Collection entries
START

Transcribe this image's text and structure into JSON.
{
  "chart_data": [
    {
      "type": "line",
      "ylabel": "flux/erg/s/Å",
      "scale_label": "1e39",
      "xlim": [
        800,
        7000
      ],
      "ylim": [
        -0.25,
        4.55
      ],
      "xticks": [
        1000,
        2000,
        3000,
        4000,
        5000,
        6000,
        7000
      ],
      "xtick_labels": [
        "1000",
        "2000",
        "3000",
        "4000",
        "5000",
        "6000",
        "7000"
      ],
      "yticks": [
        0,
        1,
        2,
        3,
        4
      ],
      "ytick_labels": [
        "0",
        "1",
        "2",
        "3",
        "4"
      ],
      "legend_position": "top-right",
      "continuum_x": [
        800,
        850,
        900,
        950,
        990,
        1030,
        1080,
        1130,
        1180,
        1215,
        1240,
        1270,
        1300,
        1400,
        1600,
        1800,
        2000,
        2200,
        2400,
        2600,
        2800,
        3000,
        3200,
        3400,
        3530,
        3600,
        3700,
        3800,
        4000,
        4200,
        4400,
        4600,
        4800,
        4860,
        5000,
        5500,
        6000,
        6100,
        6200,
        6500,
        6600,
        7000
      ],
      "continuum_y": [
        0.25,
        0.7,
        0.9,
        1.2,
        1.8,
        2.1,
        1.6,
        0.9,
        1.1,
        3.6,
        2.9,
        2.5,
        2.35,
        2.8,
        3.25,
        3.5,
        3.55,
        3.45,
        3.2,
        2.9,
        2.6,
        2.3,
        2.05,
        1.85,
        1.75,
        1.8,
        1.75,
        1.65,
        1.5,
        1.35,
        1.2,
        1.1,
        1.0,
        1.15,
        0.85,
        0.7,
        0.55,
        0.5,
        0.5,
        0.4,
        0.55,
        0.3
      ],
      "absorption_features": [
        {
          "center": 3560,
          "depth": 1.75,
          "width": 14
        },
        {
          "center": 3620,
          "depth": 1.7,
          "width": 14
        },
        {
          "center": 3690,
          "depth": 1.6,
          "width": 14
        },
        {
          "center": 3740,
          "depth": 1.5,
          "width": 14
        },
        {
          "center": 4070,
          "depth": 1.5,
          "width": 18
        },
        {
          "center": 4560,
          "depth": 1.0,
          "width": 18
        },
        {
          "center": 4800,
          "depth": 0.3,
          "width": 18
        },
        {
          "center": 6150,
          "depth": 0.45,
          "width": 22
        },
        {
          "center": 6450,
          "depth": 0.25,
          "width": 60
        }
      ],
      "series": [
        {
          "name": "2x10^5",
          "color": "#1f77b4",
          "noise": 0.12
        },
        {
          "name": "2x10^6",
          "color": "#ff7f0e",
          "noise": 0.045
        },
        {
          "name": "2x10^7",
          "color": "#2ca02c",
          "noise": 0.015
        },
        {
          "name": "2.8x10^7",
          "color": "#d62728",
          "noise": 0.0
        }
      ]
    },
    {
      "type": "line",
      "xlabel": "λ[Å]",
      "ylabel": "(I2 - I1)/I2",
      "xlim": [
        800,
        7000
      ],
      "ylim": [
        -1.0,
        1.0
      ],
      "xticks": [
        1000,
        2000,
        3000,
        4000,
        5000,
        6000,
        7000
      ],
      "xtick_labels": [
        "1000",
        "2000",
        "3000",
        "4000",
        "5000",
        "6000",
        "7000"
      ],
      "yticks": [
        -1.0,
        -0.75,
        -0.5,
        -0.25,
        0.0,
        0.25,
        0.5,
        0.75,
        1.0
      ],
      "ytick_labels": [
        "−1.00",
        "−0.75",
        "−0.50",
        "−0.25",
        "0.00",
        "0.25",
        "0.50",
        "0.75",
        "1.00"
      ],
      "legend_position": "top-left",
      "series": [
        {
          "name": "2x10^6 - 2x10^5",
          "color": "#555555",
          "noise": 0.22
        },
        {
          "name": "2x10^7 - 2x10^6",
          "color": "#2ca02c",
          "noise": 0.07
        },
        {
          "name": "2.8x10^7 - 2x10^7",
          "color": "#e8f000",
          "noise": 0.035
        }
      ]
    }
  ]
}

END

**Task goal:**
Copy every line in the listing above where the string "name" turns up.

**In response:**
          "name": "2x10^5",
          "name": "2x10^6",
          "name": "2x10^7",
          "name": "2.8x10^7",
          "name": "2x10^6 - 2x10^5",
          "name": "2x10^7 - 2x10^6",
          "name": "2.8x10^7 - 2x10^7",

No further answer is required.